BEGIN DATA
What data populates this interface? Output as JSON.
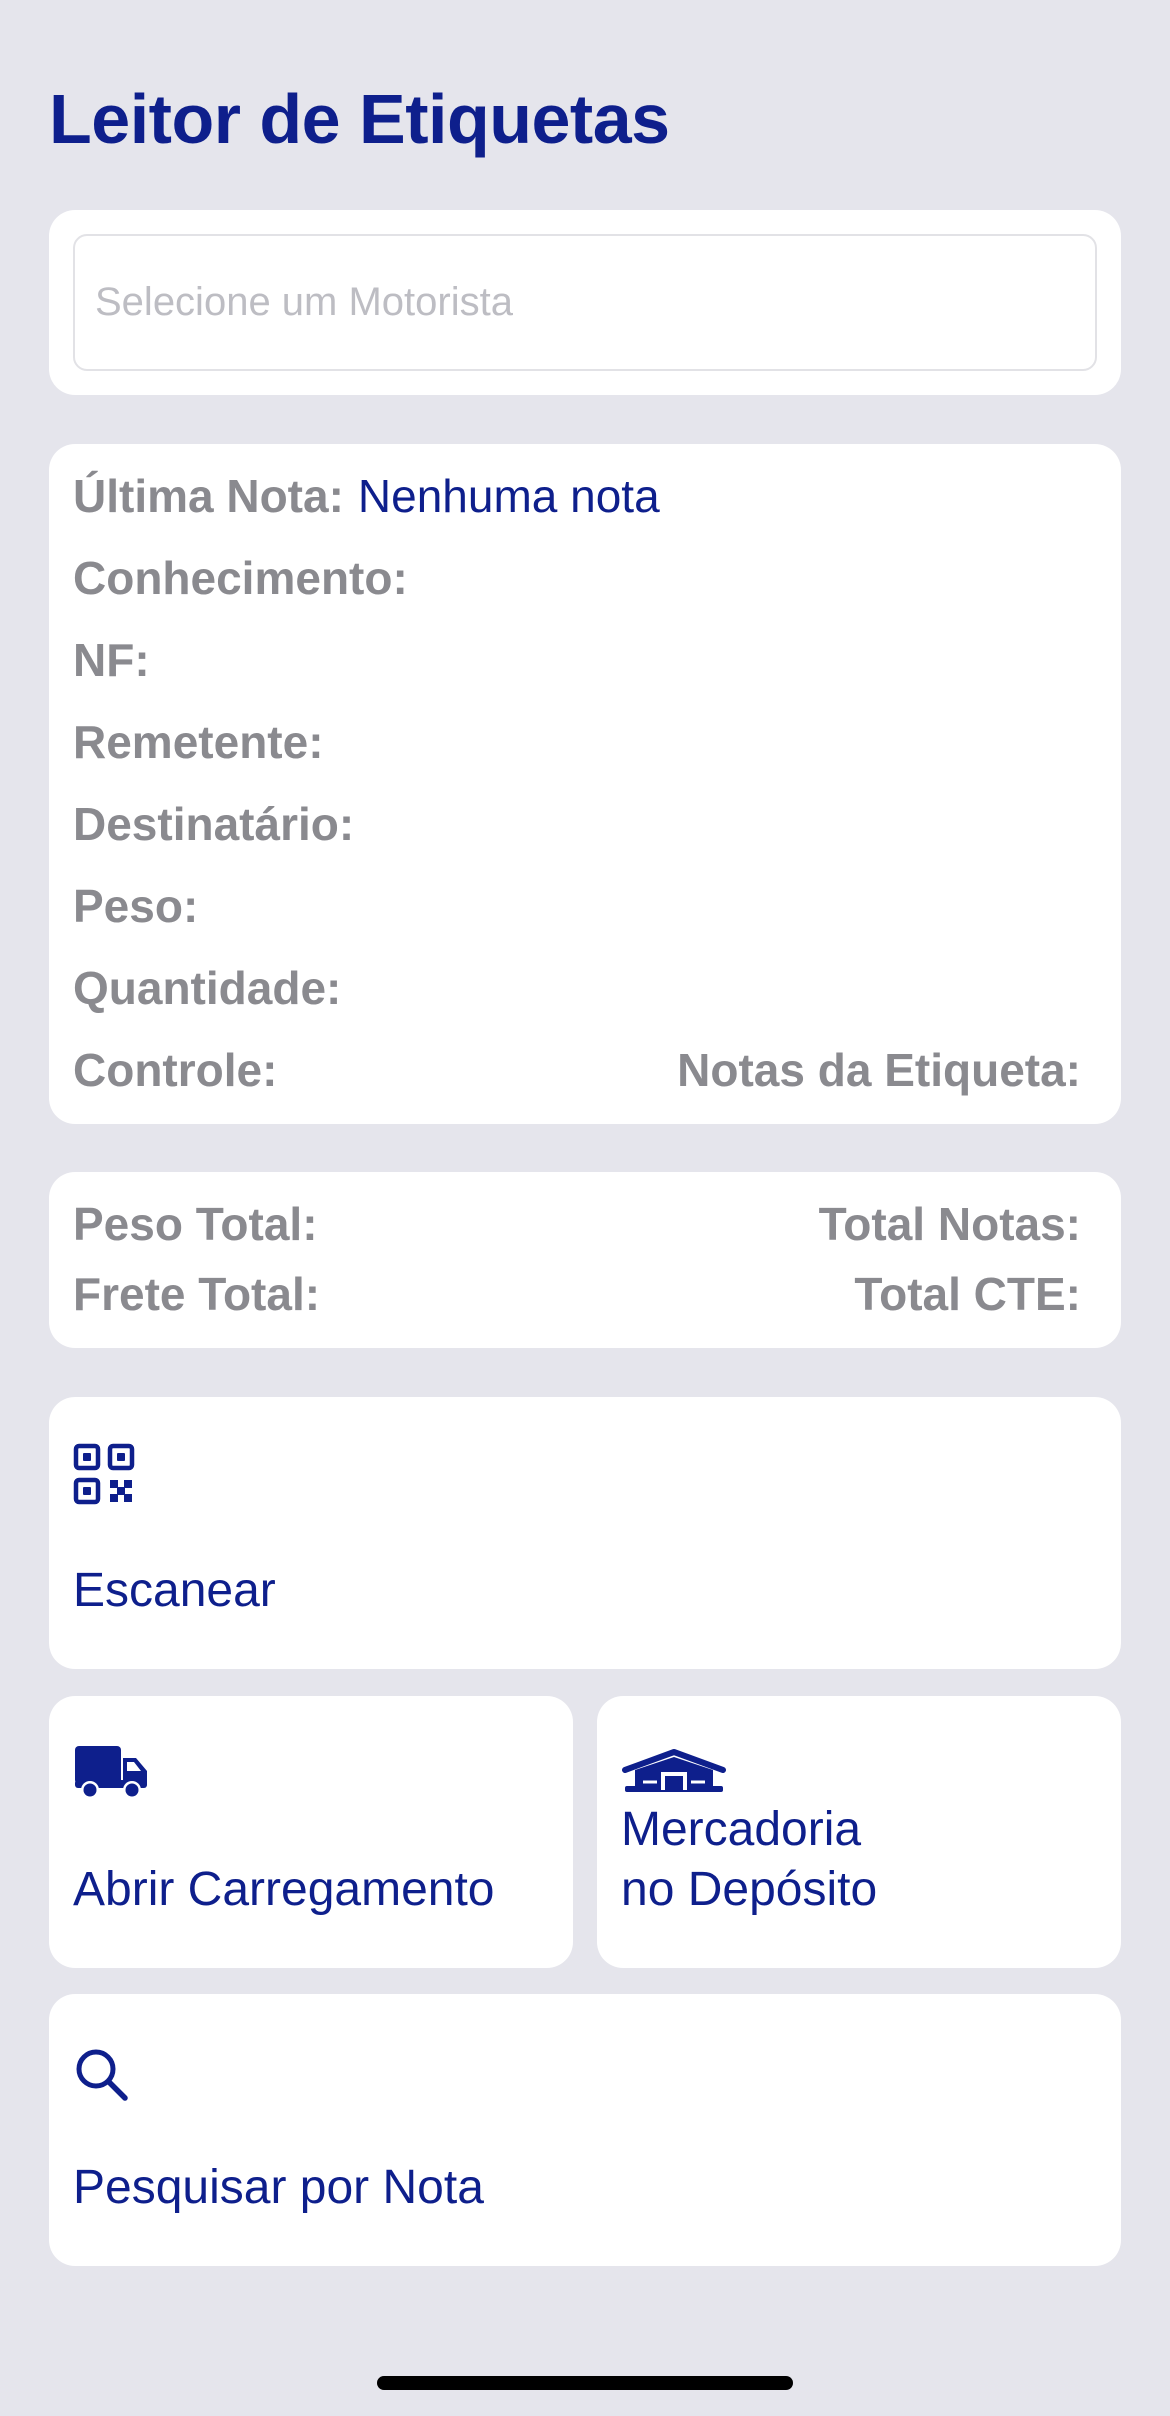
{
  "app": {
    "title": "Leitor de Etiquetas"
  },
  "driver": {
    "placeholder": "Selecione um Motorista",
    "value": ""
  },
  "info": {
    "ultima_nota_label": "Última Nota:",
    "ultima_nota_value": "Nenhuma nota",
    "conhecimento_label": "Conhecimento:",
    "nf_label": "NF:",
    "remetente_label": "Remetente:",
    "destinatario_label": "Destinatário:",
    "peso_label": "Peso:",
    "quantidade_label": "Quantidade:",
    "controle_label": "Controle:",
    "notas_etiqueta_label": "Notas da Etiqueta:"
  },
  "totals": {
    "peso_total_label": "Peso Total:",
    "total_notas_label": "Total Notas:",
    "frete_total_label": "Frete Total:",
    "total_cte_label": "Total CTE:"
  },
  "actions": {
    "scan": {
      "label": "Escanear",
      "icon": "qr-code-icon"
    },
    "load": {
      "label": "Abrir Carregamento",
      "icon": "truck-icon"
    },
    "depot": {
      "label_line1": "Mercadoria",
      "label_line2": "no Depósito",
      "icon": "warehouse-icon"
    },
    "search": {
      "label": "Pesquisar por Nota",
      "icon": "search-icon"
    }
  },
  "colors": {
    "accent": "#0E1F8C",
    "label_gray": "#8A8A8F",
    "background": "#E5E5EC",
    "card": "#FFFFFF"
  }
}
END DATA
— THE TASK —
Each line of the material must be retyped exactly, except that images are omitted.

— ANSWER —
What data populates this interface? Output as JSON.
{
  "app": {
    "title": "Leitor de Etiquetas"
  },
  "driver": {
    "placeholder": "Selecione um Motorista",
    "value": ""
  },
  "info": {
    "ultima_nota_label": "Última Nota:",
    "ultima_nota_value": "Nenhuma nota",
    "conhecimento_label": "Conhecimento:",
    "nf_label": "NF:",
    "remetente_label": "Remetente:",
    "destinatario_label": "Destinatário:",
    "peso_label": "Peso:",
    "quantidade_label": "Quantidade:",
    "controle_label": "Controle:",
    "notas_etiqueta_label": "Notas da Etiqueta:"
  },
  "totals": {
    "peso_total_label": "Peso Total:",
    "total_notas_label": "Total Notas:",
    "frete_total_label": "Frete Total:",
    "total_cte_label": "Total CTE:"
  },
  "actions": {
    "scan": {
      "label": "Escanear",
      "icon": "qr-code-icon"
    },
    "load": {
      "label": "Abrir Carregamento",
      "icon": "truck-icon"
    },
    "depot": {
      "label_line1": "Mercadoria",
      "label_line2": "no Depósito",
      "icon": "warehouse-icon"
    },
    "search": {
      "label": "Pesquisar por Nota",
      "icon": "search-icon"
    }
  },
  "colors": {
    "accent": "#0E1F8C",
    "label_gray": "#8A8A8F",
    "background": "#E5E5EC",
    "card": "#FFFFFF"
  }
}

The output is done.